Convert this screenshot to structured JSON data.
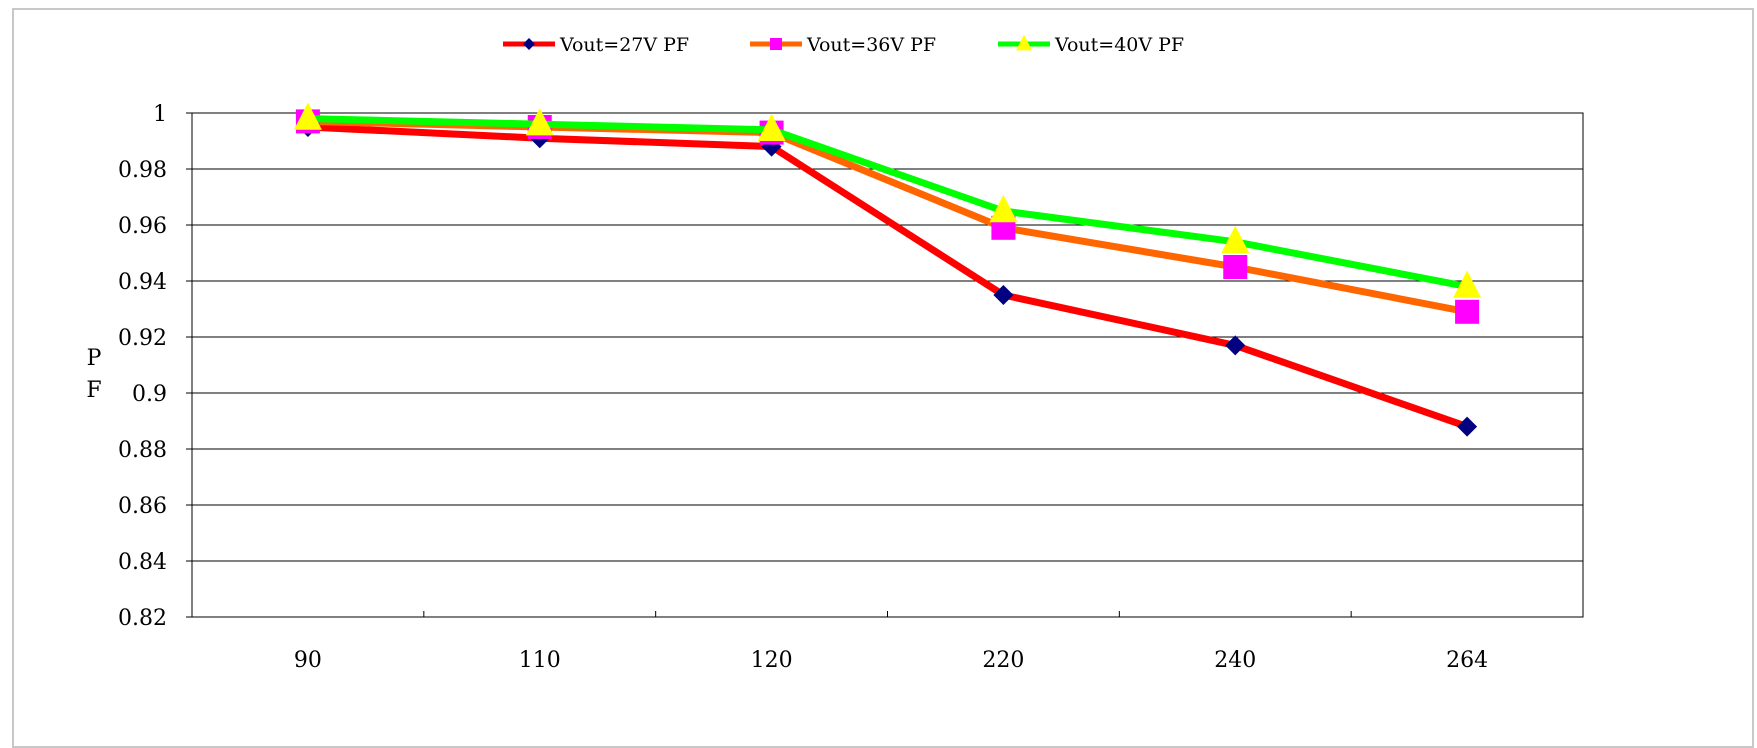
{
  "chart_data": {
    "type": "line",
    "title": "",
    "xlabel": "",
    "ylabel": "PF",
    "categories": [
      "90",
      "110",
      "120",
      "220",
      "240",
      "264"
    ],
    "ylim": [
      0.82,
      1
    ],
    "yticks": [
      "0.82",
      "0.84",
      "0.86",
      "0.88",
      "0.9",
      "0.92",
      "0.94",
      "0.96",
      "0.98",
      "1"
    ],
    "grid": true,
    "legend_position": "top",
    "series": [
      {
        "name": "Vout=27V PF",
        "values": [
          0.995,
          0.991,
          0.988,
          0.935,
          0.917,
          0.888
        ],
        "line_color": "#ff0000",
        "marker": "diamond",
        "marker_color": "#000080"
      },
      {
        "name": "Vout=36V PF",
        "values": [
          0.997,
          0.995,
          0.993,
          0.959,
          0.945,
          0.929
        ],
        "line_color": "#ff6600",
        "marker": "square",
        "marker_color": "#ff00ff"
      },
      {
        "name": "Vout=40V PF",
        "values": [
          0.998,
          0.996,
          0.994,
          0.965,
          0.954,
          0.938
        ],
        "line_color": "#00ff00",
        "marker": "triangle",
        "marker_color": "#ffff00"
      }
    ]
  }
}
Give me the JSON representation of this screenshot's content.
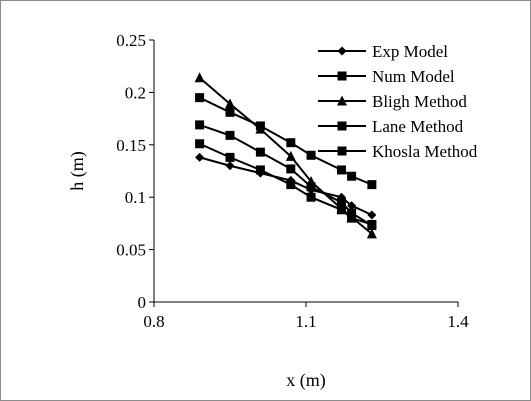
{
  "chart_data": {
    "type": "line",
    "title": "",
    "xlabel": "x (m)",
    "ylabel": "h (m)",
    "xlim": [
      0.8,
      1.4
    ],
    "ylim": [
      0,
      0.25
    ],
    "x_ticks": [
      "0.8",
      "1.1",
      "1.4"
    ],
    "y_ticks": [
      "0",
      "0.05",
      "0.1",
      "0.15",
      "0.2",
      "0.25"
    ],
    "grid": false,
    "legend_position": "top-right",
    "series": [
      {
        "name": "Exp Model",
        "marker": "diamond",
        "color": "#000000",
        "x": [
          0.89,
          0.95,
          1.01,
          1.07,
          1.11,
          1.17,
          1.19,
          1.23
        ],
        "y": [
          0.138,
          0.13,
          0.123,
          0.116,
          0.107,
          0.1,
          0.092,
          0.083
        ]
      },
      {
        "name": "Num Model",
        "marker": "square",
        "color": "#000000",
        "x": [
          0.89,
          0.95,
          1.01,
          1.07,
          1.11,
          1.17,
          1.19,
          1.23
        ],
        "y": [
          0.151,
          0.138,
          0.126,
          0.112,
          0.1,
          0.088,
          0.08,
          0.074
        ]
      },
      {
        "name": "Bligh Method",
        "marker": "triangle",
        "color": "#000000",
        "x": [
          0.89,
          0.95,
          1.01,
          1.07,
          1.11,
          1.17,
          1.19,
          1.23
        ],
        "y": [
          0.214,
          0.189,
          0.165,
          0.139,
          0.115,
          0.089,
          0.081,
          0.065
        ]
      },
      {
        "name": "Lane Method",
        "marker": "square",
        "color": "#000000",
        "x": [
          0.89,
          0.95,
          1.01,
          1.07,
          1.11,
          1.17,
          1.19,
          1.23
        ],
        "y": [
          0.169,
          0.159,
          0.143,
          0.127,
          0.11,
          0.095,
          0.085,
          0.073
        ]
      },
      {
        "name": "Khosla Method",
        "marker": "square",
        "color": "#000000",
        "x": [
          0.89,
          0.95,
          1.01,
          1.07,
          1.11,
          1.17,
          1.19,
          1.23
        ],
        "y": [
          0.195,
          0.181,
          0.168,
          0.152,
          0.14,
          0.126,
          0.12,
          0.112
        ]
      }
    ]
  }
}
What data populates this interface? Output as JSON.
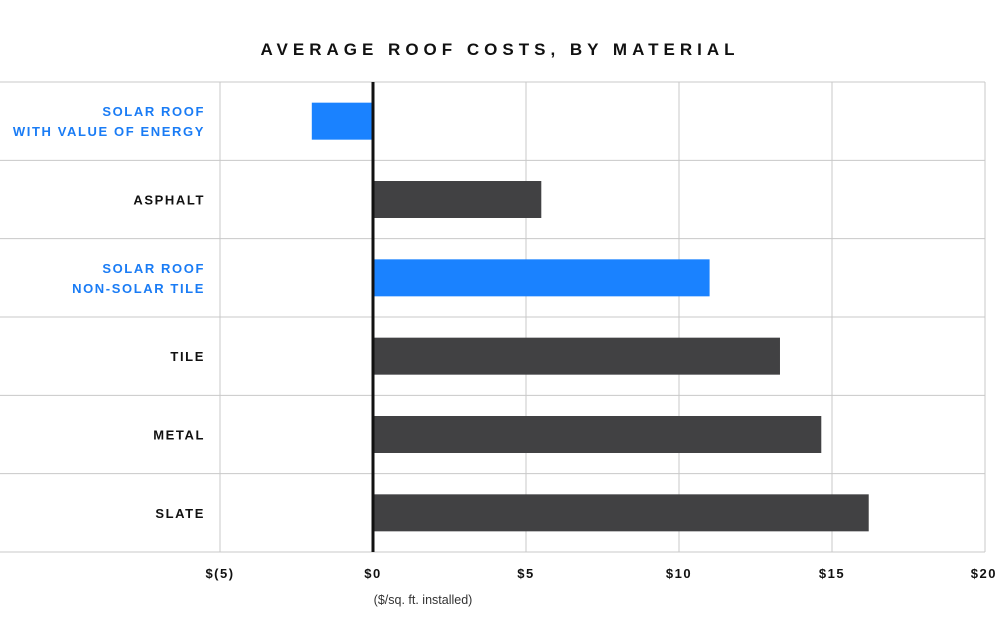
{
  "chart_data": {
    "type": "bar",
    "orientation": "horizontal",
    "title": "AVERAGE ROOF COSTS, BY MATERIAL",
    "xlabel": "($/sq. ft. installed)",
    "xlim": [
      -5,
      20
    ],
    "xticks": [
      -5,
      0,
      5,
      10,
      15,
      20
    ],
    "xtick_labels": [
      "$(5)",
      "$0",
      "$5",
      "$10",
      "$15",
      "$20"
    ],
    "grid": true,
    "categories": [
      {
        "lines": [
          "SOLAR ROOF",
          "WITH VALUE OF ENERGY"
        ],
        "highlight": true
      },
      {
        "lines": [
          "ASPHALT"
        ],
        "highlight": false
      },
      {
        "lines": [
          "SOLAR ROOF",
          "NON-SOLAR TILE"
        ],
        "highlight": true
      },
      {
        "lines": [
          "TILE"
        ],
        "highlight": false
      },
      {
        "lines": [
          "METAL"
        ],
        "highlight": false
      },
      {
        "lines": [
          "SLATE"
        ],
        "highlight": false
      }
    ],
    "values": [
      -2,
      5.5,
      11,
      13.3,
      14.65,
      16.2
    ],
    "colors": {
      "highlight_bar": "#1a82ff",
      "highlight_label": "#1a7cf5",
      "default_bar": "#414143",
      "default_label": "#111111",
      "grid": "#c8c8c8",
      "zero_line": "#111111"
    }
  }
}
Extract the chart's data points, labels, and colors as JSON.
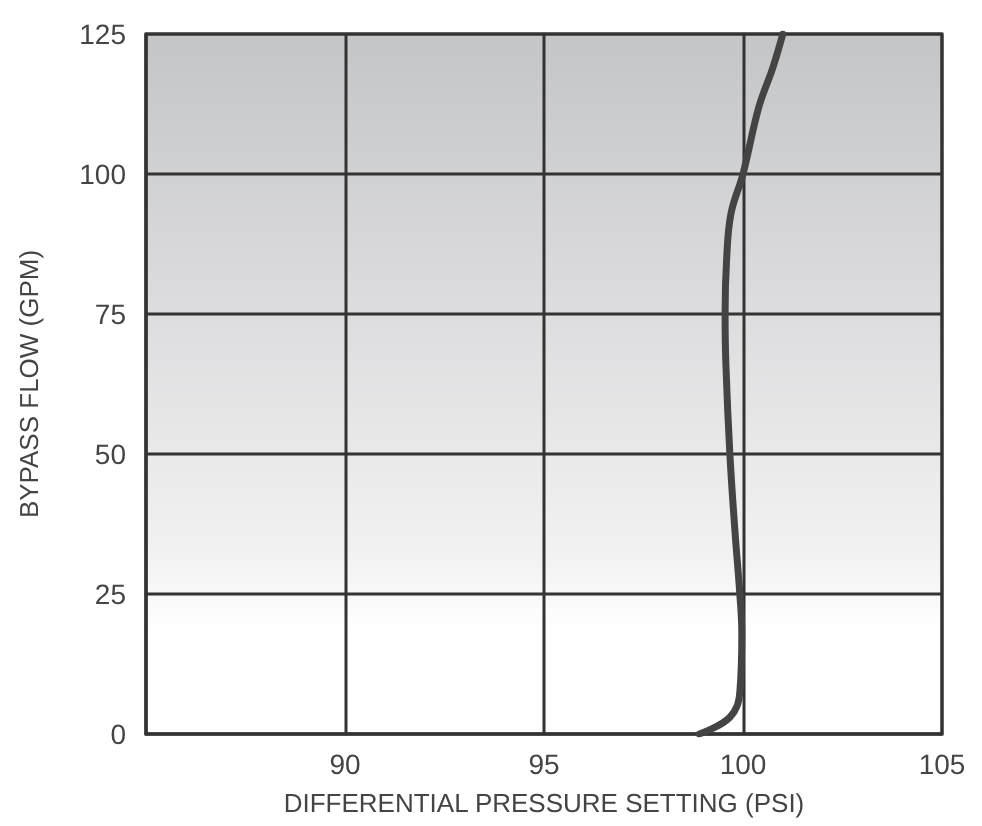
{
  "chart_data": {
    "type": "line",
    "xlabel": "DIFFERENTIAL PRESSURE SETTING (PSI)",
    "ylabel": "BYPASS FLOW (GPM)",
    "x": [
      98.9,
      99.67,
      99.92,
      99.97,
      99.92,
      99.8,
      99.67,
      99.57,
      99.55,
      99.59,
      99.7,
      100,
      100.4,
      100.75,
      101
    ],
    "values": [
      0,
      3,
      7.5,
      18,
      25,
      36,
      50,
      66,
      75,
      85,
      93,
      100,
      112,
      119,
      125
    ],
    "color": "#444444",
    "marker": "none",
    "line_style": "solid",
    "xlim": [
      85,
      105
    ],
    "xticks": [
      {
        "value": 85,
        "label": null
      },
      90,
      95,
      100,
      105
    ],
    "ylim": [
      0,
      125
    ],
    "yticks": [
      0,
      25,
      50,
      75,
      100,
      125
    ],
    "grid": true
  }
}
^^^^^^^^^^^^^^^^
What you should do ->
Quote each entry above verbatim and drop the pictures.

Result ->
Convert this screenshot to structured JSON data.
{
  "chart_data": {
    "type": "line",
    "title": "",
    "xlabel": "",
    "ylabel": "PF",
    "categories": [
      "90",
      "110",
      "120",
      "220",
      "240",
      "264"
    ],
    "ylim": [
      0.82,
      1
    ],
    "yticks": [
      "0.82",
      "0.84",
      "0.86",
      "0.88",
      "0.9",
      "0.92",
      "0.94",
      "0.96",
      "0.98",
      "1"
    ],
    "grid": true,
    "legend_position": "top",
    "series": [
      {
        "name": "Vout=27V PF",
        "values": [
          0.995,
          0.991,
          0.988,
          0.935,
          0.917,
          0.888
        ],
        "line_color": "#ff0000",
        "marker": "diamond",
        "marker_color": "#000080"
      },
      {
        "name": "Vout=36V PF",
        "values": [
          0.997,
          0.995,
          0.993,
          0.959,
          0.945,
          0.929
        ],
        "line_color": "#ff6600",
        "marker": "square",
        "marker_color": "#ff00ff"
      },
      {
        "name": "Vout=40V PF",
        "values": [
          0.998,
          0.996,
          0.994,
          0.965,
          0.954,
          0.938
        ],
        "line_color": "#00ff00",
        "marker": "triangle",
        "marker_color": "#ffff00"
      }
    ]
  }
}
Give me the JSON representation of this screenshot's content.
{
  "chart_data": {
    "type": "line",
    "title": "",
    "xlabel": "x (m)",
    "ylabel": "h (m)",
    "xlim": [
      0.8,
      1.4
    ],
    "ylim": [
      0,
      0.25
    ],
    "x_ticks": [
      "0.8",
      "1.1",
      "1.4"
    ],
    "y_ticks": [
      "0",
      "0.05",
      "0.1",
      "0.15",
      "0.2",
      "0.25"
    ],
    "grid": false,
    "legend_position": "top-right",
    "series": [
      {
        "name": "Exp Model",
        "marker": "diamond",
        "color": "#000000",
        "x": [
          0.89,
          0.95,
          1.01,
          1.07,
          1.11,
          1.17,
          1.19,
          1.23
        ],
        "y": [
          0.138,
          0.13,
          0.123,
          0.116,
          0.107,
          0.1,
          0.092,
          0.083
        ]
      },
      {
        "name": "Num Model",
        "marker": "square",
        "color": "#000000",
        "x": [
          0.89,
          0.95,
          1.01,
          1.07,
          1.11,
          1.17,
          1.19,
          1.23
        ],
        "y": [
          0.151,
          0.138,
          0.126,
          0.112,
          0.1,
          0.088,
          0.08,
          0.074
        ]
      },
      {
        "name": "Bligh Method",
        "marker": "triangle",
        "color": "#000000",
        "x": [
          0.89,
          0.95,
          1.01,
          1.07,
          1.11,
          1.17,
          1.19,
          1.23
        ],
        "y": [
          0.214,
          0.189,
          0.165,
          0.139,
          0.115,
          0.089,
          0.081,
          0.065
        ]
      },
      {
        "name": "Lane Method",
        "marker": "square",
        "color": "#000000",
        "x": [
          0.89,
          0.95,
          1.01,
          1.07,
          1.11,
          1.17,
          1.19,
          1.23
        ],
        "y": [
          0.169,
          0.159,
          0.143,
          0.127,
          0.11,
          0.095,
          0.085,
          0.073
        ]
      },
      {
        "name": "Khosla Method",
        "marker": "square",
        "color": "#000000",
        "x": [
          0.89,
          0.95,
          1.01,
          1.07,
          1.11,
          1.17,
          1.19,
          1.23
        ],
        "y": [
          0.195,
          0.181,
          0.168,
          0.152,
          0.14,
          0.126,
          0.12,
          0.112
        ]
      }
    ]
  }
}
What data populates this interface? Output as JSON.
{
  "chart_data": {
    "type": "bar",
    "orientation": "horizontal",
    "title": "AVERAGE ROOF COSTS, BY MATERIAL",
    "xlabel": "($/sq. ft. installed)",
    "xlim": [
      -5,
      20
    ],
    "xticks": [
      -5,
      0,
      5,
      10,
      15,
      20
    ],
    "xtick_labels": [
      "$(5)",
      "$0",
      "$5",
      "$10",
      "$15",
      "$20"
    ],
    "grid": true,
    "categories": [
      {
        "lines": [
          "SOLAR ROOF",
          "WITH VALUE OF ENERGY"
        ],
        "highlight": true
      },
      {
        "lines": [
          "ASPHALT"
        ],
        "highlight": false
      },
      {
        "lines": [
          "SOLAR ROOF",
          "NON-SOLAR TILE"
        ],
        "highlight": true
      },
      {
        "lines": [
          "TILE"
        ],
        "highlight": false
      },
      {
        "lines": [
          "METAL"
        ],
        "highlight": false
      },
      {
        "lines": [
          "SLATE"
        ],
        "highlight": false
      }
    ],
    "values": [
      -2,
      5.5,
      11,
      13.3,
      14.65,
      16.2
    ],
    "colors": {
      "highlight_bar": "#1a82ff",
      "highlight_label": "#1a7cf5",
      "default_bar": "#414143",
      "default_label": "#111111",
      "grid": "#c8c8c8",
      "zero_line": "#111111"
    }
  }
}
Extract the chart's data points, labels, and colors as JSON.
{
  "chart_data": {
    "type": "line",
    "xlabel": "DIFFERENTIAL PRESSURE SETTING (PSI)",
    "ylabel": "BYPASS FLOW (GPM)",
    "x": [
      98.9,
      99.67,
      99.92,
      99.97,
      99.92,
      99.8,
      99.67,
      99.57,
      99.55,
      99.59,
      99.7,
      100,
      100.4,
      100.75,
      101
    ],
    "values": [
      0,
      3,
      7.5,
      18,
      25,
      36,
      50,
      66,
      75,
      85,
      93,
      100,
      112,
      119,
      125
    ],
    "color": "#444444",
    "marker": "none",
    "line_style": "solid",
    "xlim": [
      85,
      105
    ],
    "xticks": [
      {
        "value": 85,
        "label": null
      },
      90,
      95,
      100,
      105
    ],
    "ylim": [
      0,
      125
    ],
    "yticks": [
      0,
      25,
      50,
      75,
      100,
      125
    ],
    "grid": true
  }
}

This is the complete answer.